Requirement —
In the material below, find every line with "mecz" and pull it out.

╭──

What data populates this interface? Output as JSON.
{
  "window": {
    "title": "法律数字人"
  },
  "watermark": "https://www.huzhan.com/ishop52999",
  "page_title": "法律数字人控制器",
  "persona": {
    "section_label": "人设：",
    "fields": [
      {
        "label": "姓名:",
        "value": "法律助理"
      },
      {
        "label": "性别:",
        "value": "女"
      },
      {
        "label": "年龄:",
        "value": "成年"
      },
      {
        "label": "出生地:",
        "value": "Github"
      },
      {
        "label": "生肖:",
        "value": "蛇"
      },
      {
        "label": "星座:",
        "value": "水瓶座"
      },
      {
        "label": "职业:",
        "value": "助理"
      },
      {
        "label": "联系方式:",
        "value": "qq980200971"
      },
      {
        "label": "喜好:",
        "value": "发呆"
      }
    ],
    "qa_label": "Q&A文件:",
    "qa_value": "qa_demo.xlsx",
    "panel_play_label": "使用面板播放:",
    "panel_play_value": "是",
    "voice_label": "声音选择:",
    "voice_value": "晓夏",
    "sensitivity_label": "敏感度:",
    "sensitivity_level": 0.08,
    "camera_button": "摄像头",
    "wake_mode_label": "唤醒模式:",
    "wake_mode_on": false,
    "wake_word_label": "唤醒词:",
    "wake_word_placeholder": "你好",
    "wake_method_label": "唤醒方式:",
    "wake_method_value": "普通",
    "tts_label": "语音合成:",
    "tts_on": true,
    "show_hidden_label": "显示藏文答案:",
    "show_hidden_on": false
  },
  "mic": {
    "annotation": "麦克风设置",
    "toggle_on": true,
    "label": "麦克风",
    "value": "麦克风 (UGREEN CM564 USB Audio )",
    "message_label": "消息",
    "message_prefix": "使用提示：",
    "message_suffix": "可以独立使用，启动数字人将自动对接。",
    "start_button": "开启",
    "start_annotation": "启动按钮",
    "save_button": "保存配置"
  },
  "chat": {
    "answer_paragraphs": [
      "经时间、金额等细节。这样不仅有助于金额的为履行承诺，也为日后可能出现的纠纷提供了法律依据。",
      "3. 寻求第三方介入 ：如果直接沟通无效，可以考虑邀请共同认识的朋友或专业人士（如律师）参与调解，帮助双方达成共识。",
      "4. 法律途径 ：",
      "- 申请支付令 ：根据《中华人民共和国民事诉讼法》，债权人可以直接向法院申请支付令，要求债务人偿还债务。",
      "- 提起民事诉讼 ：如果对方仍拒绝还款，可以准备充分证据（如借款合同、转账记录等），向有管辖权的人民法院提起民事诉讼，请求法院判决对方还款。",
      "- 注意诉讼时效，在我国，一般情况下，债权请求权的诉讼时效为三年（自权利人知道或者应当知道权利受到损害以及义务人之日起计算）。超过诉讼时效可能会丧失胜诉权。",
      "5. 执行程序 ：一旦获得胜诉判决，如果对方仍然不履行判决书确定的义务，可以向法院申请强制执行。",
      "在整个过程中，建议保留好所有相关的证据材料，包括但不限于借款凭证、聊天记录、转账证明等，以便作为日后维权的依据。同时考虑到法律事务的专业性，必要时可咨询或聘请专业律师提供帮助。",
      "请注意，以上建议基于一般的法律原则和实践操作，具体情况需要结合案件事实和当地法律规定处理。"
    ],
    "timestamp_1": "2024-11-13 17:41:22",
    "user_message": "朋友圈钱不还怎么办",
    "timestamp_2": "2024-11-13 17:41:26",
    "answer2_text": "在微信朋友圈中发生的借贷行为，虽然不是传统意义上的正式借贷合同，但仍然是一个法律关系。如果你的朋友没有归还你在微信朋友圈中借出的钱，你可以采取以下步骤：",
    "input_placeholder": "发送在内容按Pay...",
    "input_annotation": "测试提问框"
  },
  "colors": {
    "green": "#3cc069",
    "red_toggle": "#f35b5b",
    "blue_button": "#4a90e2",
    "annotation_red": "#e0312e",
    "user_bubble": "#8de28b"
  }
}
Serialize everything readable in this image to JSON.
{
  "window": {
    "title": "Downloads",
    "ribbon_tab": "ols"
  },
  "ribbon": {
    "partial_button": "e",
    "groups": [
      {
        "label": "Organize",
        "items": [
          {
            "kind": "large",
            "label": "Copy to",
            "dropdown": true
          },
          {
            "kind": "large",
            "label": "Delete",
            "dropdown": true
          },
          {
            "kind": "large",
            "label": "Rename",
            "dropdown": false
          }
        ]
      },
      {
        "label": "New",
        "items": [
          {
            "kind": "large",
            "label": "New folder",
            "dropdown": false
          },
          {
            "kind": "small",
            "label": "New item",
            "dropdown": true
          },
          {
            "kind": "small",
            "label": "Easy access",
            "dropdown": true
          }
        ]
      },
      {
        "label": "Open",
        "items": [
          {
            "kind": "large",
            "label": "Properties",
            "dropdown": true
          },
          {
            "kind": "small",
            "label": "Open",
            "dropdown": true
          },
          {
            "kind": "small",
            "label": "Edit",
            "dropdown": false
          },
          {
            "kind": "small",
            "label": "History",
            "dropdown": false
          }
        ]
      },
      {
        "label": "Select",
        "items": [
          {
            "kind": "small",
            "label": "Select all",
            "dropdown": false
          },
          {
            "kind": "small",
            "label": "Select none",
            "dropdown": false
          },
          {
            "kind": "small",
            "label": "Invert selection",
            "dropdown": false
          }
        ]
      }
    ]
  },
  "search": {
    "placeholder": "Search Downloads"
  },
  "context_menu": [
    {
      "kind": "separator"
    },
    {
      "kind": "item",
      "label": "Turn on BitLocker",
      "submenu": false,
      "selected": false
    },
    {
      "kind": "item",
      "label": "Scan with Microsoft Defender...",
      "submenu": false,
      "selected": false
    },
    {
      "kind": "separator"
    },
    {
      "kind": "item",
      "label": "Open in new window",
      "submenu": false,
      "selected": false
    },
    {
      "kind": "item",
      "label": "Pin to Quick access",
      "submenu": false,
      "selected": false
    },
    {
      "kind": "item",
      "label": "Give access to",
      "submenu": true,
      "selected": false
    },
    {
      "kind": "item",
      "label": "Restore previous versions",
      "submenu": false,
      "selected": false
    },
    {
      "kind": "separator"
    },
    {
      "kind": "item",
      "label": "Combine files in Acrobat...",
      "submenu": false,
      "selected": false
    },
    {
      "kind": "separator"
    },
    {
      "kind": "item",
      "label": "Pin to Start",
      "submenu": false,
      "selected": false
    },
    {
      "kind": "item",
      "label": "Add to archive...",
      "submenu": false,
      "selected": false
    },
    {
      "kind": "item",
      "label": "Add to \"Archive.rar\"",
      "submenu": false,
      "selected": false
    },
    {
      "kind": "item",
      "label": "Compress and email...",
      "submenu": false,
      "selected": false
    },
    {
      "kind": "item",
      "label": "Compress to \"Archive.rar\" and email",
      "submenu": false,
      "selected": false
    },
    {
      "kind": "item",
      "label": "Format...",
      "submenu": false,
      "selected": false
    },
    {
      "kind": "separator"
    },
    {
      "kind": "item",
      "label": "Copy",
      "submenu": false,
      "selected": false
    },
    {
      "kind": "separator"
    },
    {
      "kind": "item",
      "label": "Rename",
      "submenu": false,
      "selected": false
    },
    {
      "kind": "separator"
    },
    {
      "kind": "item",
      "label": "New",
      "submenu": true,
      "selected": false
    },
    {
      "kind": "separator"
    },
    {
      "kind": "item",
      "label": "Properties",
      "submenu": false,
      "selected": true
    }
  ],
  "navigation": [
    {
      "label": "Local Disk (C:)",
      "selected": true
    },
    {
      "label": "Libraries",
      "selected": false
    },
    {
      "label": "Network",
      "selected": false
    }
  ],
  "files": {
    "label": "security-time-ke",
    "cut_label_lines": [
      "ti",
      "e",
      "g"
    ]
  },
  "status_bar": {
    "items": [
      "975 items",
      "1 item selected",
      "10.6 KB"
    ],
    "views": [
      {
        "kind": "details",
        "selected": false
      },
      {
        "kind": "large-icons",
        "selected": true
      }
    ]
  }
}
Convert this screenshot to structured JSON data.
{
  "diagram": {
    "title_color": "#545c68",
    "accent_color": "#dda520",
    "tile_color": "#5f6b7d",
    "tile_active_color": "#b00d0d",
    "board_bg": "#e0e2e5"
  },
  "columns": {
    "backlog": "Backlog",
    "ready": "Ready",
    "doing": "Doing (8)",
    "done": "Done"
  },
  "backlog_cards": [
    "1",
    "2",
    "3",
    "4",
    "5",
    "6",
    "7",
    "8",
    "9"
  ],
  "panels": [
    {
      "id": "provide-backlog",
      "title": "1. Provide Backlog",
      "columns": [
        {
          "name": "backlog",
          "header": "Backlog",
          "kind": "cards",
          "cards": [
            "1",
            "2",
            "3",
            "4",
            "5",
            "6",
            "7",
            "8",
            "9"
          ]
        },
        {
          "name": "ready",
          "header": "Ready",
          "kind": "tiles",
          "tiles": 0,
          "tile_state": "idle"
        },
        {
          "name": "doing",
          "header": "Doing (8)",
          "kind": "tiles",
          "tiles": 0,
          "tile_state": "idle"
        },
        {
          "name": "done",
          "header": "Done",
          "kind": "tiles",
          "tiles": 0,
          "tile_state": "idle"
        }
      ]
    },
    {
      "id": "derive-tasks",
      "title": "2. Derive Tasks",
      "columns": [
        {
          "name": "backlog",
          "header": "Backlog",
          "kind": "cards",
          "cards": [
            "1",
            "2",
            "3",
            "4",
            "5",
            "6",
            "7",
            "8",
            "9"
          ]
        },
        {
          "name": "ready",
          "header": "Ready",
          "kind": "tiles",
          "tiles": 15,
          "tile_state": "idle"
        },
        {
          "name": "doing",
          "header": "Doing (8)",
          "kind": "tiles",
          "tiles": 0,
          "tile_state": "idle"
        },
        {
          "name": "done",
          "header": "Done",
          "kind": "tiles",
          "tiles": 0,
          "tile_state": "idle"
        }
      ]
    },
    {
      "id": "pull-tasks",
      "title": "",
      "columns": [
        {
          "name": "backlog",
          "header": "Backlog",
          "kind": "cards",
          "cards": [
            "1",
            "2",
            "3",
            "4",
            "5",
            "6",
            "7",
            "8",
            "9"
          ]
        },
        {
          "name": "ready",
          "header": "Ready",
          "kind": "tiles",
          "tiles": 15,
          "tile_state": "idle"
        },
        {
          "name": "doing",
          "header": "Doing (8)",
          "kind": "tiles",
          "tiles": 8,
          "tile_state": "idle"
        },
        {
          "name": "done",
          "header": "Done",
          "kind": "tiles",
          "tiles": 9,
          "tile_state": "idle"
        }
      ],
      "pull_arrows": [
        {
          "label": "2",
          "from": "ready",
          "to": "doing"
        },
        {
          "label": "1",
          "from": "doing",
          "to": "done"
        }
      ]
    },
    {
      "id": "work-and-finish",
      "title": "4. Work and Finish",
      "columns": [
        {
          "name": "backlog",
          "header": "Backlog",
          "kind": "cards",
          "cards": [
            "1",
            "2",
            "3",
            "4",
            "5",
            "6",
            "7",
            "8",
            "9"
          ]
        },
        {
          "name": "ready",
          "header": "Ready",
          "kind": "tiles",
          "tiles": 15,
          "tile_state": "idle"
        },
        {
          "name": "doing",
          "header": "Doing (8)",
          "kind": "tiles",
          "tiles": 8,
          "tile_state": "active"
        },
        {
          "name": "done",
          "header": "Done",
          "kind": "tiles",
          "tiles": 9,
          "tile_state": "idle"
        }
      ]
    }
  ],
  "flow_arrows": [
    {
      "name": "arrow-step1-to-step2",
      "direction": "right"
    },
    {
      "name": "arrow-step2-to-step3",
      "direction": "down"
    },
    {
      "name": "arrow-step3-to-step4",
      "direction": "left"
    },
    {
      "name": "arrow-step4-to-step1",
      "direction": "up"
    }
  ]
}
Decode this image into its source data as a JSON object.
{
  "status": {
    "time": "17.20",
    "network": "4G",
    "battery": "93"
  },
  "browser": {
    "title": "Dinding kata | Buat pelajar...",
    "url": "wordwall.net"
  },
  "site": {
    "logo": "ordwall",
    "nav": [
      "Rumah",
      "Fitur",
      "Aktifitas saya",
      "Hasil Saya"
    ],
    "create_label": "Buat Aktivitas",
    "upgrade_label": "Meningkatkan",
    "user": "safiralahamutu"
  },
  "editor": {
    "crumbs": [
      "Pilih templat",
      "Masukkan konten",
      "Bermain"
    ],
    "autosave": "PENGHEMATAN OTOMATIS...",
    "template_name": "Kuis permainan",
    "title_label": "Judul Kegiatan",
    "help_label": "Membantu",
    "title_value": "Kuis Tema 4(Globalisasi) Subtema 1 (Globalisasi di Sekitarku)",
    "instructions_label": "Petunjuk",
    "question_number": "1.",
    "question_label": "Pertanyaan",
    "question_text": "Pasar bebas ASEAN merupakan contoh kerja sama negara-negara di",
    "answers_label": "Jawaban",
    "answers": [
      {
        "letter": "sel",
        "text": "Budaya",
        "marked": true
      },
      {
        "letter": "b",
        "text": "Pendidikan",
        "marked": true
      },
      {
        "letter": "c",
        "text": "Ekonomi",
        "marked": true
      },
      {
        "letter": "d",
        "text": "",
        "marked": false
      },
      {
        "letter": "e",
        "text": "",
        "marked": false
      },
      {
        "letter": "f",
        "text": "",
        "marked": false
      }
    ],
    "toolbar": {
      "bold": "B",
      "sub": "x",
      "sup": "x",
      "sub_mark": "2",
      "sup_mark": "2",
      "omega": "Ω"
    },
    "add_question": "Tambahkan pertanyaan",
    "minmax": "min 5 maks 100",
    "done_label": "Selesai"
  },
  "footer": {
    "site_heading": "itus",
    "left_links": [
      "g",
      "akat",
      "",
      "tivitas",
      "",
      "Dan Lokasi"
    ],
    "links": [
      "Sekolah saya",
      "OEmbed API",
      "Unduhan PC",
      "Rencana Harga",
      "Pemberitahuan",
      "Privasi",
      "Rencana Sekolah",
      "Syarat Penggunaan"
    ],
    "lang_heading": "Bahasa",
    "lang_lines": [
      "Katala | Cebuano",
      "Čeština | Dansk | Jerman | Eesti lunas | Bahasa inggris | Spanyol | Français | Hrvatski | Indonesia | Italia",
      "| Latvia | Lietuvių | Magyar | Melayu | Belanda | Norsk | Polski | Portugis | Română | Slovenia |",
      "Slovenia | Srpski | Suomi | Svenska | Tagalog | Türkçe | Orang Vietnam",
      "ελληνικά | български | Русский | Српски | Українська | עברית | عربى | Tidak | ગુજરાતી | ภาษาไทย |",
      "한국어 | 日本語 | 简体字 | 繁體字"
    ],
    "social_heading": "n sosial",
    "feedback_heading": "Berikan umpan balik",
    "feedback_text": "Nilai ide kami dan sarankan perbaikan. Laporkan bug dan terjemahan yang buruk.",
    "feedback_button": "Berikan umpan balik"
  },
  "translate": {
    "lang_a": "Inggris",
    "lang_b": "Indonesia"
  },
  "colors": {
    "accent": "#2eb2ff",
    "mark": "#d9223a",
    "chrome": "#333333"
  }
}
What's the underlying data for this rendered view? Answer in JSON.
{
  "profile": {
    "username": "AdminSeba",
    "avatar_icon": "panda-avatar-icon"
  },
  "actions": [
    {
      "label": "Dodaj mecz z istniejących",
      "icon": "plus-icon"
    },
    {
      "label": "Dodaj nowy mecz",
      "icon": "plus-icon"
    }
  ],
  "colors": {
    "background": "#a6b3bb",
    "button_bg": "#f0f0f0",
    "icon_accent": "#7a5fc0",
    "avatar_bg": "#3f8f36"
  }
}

╰──

Exercise solution —
      "label": "Dodaj mecz z istniejących",
      "label": "Dodaj nowy mecz",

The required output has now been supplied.